* [Data entries]
○ ○ ○ ○ ○ ○ ○

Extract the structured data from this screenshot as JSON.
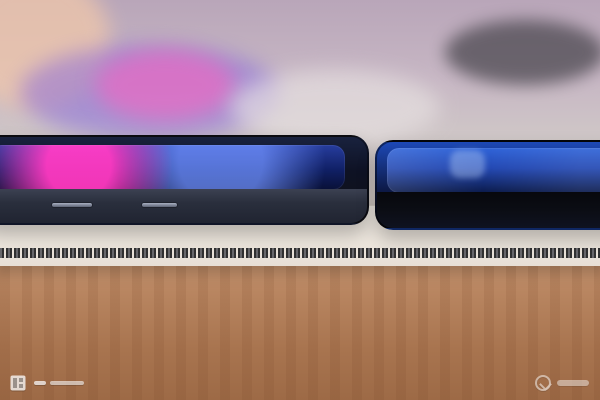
{
  "scene": {
    "subject": "two-phones-on-notebook",
    "colors": {
      "desk": "#b98661",
      "background_top": "#c7b7c4",
      "pad": "#efe8df",
      "phone_left_body": "#111218",
      "phone_right_body": "#0d1a49",
      "phone_right_screen": "#2f63d8",
      "pink_bokeh": "#ff5fbf"
    }
  },
  "icons": {
    "left_watermark": "watermark-logo-icon",
    "right_watermark": "watermark-check-icon"
  }
}
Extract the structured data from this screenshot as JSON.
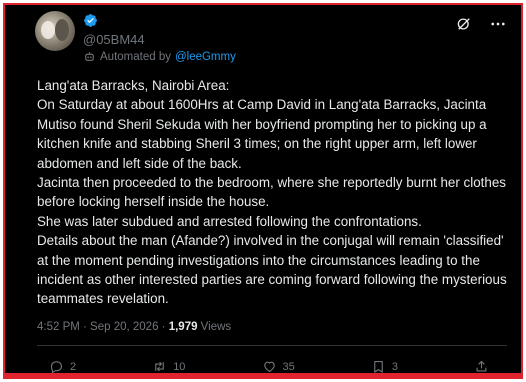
{
  "author": {
    "handle": "@05BM44",
    "verified_color": "#1d9bf0",
    "automated_prefix": "Automated by",
    "automated_link": "@leeGmmy"
  },
  "top_icons": [
    "grok-icon",
    "more-icon"
  ],
  "post": {
    "paragraphs": [
      "Lang'ata Barracks, Nairobi Area:",
      "On Saturday at about 1600Hrs at Camp David in Lang'ata Barracks, Jacinta Mutiso found Sheril Sekuda with her boyfriend prompting her to picking up a kitchen knife and stabbing Sheril 3 times; on the right upper arm, left lower abdomen and left side of the back.",
      "Jacinta then proceeded to the bedroom, where she reportedly burnt her clothes before locking herself inside the house.",
      "She was later subdued and arrested following the confrontations.",
      "Details about the man (Afande?) involved in the conjugal will remain 'classified' at the moment pending investigations into the circumstances leading to the incident as other interested parties are coming forward following the mysterious teammates revelation."
    ],
    "timestamp": "4:52 PM · Sep 20, 2026 · ",
    "views_count": "1,979",
    "views_label": " Views"
  },
  "actions": {
    "replies": "2",
    "reposts": "10",
    "likes": "35",
    "bookmarks": "3"
  },
  "colors": {
    "background": "#000000",
    "text": "#e7e9ea",
    "muted": "#71767b",
    "accent": "#1d9bf0",
    "border_highlight": "#e0242f"
  }
}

○ ○ ○ ○ ○ ○ ○

* [Brief]
Look through the entries and return every line where "about" appears.

* [Exercise output]
      "On Saturday at about 1600Hrs at Camp David in Lang'ata Barracks, Jacinta Mutiso found Sheril Sekuda with her boyfriend prompting her to picking up a kitchen knife and stabbing Sheril 3 times; on the right upper arm, left lower abdomen and left side of the back.",
      "Details about the man (Afande?) involved in the conjugal will remain 'classified' at the moment pending investigations into the circumstances leading to the incident as other interested parties are coming forward following the mysterious teammates revelation."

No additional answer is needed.